┌────────

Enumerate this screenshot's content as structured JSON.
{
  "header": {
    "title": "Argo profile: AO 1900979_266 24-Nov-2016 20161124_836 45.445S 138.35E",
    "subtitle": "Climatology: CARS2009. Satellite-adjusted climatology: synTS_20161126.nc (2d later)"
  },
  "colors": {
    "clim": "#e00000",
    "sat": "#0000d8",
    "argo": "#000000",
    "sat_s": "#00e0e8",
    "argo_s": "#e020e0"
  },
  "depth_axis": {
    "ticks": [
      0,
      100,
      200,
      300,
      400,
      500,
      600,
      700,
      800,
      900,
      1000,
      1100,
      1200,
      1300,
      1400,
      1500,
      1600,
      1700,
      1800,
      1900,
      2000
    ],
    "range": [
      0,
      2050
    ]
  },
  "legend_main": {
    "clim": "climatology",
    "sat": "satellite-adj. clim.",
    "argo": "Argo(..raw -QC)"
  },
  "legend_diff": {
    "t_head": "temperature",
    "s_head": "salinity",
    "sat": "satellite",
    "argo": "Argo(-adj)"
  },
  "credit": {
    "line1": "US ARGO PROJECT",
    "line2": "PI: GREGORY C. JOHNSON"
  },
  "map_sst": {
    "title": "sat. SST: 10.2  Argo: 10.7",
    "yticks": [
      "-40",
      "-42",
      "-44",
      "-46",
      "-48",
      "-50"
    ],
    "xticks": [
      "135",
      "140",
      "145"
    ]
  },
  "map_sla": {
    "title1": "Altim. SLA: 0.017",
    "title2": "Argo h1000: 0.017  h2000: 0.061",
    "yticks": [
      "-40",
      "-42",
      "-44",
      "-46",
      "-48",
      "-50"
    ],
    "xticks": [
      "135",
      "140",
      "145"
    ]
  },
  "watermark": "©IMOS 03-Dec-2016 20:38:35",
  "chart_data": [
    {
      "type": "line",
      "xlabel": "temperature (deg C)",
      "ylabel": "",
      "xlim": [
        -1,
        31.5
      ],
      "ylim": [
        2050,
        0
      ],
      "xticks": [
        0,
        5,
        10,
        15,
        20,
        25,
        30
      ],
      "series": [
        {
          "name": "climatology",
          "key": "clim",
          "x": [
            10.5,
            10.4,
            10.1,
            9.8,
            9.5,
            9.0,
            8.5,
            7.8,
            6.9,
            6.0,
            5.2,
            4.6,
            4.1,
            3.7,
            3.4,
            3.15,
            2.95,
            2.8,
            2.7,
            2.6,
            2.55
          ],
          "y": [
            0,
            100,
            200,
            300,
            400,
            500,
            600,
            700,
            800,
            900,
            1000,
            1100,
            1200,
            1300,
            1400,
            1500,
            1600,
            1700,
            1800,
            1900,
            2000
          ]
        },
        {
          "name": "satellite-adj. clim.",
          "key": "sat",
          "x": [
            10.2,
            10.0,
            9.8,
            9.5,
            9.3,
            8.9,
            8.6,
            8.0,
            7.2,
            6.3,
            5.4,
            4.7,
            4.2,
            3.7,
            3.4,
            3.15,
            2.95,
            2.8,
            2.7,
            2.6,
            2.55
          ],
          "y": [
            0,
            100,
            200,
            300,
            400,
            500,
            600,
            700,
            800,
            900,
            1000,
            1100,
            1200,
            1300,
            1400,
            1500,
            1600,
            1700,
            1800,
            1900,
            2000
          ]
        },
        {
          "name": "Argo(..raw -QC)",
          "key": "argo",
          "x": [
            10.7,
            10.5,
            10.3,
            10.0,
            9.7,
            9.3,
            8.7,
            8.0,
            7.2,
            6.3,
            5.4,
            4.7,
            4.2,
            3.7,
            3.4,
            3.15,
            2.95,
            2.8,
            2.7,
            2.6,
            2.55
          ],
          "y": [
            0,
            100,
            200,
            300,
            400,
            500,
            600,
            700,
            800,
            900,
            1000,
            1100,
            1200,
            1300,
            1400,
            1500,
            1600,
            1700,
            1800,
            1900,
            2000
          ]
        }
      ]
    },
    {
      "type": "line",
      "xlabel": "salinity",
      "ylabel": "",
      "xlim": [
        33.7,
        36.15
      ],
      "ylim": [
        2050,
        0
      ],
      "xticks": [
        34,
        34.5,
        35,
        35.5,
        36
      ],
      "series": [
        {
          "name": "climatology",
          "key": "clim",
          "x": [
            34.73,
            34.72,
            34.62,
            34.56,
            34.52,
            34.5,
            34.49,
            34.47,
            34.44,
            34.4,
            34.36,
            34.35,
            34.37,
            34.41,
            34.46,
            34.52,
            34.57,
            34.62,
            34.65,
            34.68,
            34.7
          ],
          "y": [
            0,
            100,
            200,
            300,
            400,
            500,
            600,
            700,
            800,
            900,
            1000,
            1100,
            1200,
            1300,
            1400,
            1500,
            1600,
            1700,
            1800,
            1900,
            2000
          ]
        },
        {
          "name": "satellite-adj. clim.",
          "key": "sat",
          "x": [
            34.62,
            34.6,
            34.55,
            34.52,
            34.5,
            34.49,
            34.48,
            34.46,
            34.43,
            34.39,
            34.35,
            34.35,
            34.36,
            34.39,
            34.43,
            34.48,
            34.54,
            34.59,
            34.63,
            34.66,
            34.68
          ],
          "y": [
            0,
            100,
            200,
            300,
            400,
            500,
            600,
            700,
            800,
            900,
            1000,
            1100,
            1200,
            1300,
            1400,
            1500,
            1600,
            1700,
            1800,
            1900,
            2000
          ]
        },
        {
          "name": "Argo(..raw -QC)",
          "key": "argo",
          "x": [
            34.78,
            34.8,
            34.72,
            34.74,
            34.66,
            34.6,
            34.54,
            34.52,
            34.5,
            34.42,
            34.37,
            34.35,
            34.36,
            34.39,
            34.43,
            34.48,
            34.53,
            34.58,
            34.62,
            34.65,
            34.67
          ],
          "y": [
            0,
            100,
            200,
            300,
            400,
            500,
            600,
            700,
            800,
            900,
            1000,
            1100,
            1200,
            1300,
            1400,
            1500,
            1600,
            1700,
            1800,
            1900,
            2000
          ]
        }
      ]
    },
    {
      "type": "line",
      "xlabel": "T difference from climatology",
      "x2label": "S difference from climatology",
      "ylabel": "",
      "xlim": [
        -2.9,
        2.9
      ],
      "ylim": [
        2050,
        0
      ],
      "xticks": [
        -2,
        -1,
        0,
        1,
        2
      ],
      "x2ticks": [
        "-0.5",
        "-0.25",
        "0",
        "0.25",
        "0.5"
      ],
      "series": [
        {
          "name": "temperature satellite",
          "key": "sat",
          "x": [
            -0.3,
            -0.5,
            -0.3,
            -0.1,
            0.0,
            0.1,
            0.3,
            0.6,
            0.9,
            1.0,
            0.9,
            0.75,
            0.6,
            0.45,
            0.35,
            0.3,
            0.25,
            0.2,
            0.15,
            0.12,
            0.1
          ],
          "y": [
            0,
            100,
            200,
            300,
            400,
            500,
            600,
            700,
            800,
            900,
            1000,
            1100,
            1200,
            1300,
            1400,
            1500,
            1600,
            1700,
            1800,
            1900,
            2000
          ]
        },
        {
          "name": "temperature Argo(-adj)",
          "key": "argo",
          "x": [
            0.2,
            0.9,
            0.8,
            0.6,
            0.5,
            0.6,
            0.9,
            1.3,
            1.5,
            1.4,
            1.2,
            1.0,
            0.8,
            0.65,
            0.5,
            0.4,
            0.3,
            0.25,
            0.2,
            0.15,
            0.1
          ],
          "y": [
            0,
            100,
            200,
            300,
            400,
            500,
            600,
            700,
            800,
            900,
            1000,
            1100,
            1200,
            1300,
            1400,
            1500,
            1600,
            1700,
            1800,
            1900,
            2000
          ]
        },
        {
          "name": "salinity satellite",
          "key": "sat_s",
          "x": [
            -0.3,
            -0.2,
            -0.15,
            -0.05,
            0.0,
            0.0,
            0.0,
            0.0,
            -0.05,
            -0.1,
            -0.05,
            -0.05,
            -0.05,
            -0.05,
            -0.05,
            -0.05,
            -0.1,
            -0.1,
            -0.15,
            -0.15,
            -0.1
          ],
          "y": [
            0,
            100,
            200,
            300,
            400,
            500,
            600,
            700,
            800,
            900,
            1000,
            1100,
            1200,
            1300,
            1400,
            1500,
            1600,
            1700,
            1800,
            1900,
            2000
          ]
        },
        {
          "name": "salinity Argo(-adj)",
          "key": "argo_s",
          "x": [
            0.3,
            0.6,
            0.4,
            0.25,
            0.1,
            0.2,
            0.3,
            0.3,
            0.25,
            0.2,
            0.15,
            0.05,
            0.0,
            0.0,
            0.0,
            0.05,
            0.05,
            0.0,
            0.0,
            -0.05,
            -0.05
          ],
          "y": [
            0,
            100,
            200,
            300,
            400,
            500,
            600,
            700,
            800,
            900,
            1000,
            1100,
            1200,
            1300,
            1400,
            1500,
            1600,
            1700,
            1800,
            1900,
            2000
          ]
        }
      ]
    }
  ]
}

└────────

▶ Task to carry out
Above are the entries; count how many of their lines contain the word "name" and give only that number.

▶ Final result
10